### SET TASK:
Transcribe the records below exactly as they appear, omitting any pictures.

### MATERIALS PROVIDED:
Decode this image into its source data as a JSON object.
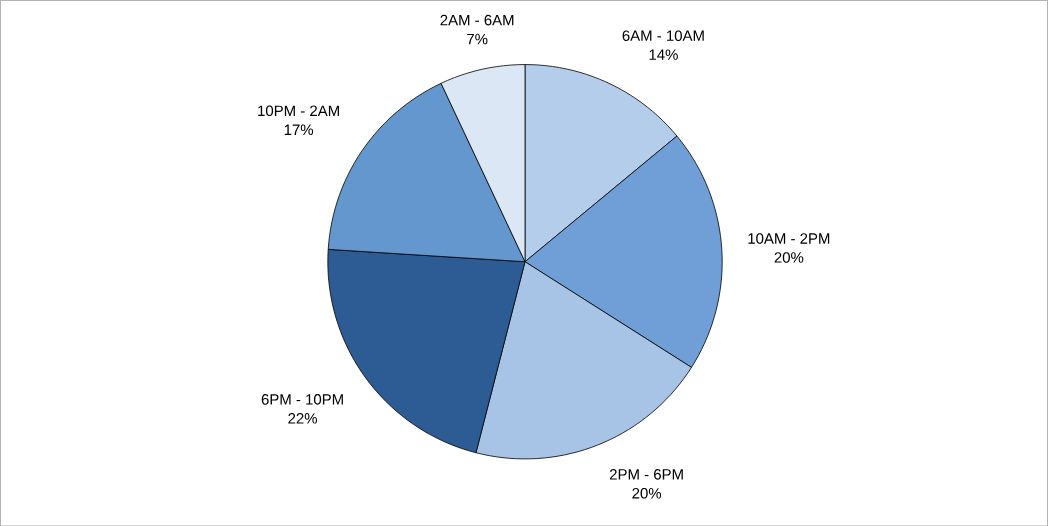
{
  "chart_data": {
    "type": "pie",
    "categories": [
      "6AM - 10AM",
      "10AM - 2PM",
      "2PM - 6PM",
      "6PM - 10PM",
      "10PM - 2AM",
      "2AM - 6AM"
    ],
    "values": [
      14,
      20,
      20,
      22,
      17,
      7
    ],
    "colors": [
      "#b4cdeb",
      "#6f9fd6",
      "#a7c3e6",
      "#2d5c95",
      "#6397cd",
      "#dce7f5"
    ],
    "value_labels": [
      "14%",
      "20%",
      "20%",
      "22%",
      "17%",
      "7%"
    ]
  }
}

### RESULT BELOW:
Decode this image into its source data as a JSON object.
{
  "chart_data": {
    "type": "pie",
    "categories": [
      "6AM - 10AM",
      "10AM - 2PM",
      "2PM - 6PM",
      "6PM - 10PM",
      "10PM - 2AM",
      "2AM - 6AM"
    ],
    "values": [
      14,
      20,
      20,
      22,
      17,
      7
    ],
    "colors": [
      "#b4cdeb",
      "#6f9fd6",
      "#a7c3e6",
      "#2d5c95",
      "#6397cd",
      "#dce7f5"
    ],
    "value_labels": [
      "14%",
      "20%",
      "20%",
      "22%",
      "17%",
      "7%"
    ]
  }
}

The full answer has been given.